• GIVEN REQUEST: Spot each line that carries the word "Above"; copy those lines.

[Dataset records]
----

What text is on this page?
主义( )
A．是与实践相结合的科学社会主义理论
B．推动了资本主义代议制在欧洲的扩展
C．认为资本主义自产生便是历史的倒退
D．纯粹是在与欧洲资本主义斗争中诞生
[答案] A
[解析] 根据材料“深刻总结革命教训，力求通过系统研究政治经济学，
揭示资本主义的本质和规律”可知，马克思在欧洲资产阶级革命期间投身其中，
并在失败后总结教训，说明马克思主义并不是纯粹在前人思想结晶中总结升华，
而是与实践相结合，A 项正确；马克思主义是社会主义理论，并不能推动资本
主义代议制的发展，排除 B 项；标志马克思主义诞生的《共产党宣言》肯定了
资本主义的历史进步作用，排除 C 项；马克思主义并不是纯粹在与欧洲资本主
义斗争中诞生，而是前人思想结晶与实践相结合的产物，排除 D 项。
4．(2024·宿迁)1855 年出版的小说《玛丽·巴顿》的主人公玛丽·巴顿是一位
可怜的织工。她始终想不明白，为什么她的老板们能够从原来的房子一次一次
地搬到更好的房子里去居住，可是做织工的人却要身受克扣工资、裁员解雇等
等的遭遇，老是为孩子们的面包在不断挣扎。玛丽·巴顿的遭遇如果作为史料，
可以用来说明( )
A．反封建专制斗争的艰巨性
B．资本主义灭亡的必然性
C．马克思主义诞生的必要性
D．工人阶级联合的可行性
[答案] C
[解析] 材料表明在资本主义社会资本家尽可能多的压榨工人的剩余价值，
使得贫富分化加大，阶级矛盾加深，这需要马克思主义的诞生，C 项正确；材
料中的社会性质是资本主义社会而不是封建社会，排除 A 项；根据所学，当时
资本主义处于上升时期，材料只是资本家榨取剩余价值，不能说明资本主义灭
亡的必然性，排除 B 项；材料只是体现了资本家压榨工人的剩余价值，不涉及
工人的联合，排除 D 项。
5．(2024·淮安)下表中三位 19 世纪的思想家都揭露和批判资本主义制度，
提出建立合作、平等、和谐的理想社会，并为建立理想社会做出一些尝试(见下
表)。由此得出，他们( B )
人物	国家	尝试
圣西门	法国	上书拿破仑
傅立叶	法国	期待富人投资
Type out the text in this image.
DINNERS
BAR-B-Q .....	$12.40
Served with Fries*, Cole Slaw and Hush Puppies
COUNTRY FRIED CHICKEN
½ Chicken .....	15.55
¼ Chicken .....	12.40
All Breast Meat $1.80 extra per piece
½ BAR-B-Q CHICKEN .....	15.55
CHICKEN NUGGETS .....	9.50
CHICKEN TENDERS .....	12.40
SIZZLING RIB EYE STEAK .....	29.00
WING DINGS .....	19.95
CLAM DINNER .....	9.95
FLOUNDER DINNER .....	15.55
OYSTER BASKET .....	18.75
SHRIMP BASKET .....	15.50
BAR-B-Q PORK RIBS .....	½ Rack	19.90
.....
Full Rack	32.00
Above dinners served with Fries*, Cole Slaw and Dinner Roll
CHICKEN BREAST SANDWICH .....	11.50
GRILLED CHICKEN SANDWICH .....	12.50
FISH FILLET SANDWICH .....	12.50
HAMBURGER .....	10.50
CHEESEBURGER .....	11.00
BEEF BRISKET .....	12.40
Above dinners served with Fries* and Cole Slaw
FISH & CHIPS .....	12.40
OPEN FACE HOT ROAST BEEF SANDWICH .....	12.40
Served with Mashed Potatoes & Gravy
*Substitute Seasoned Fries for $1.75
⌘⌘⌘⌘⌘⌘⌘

----

• SOLUTION BELOW:
Above dinners served with Fries*, Cole Slaw and Dinner Roll
Above dinners served with Fries* and Cole Slaw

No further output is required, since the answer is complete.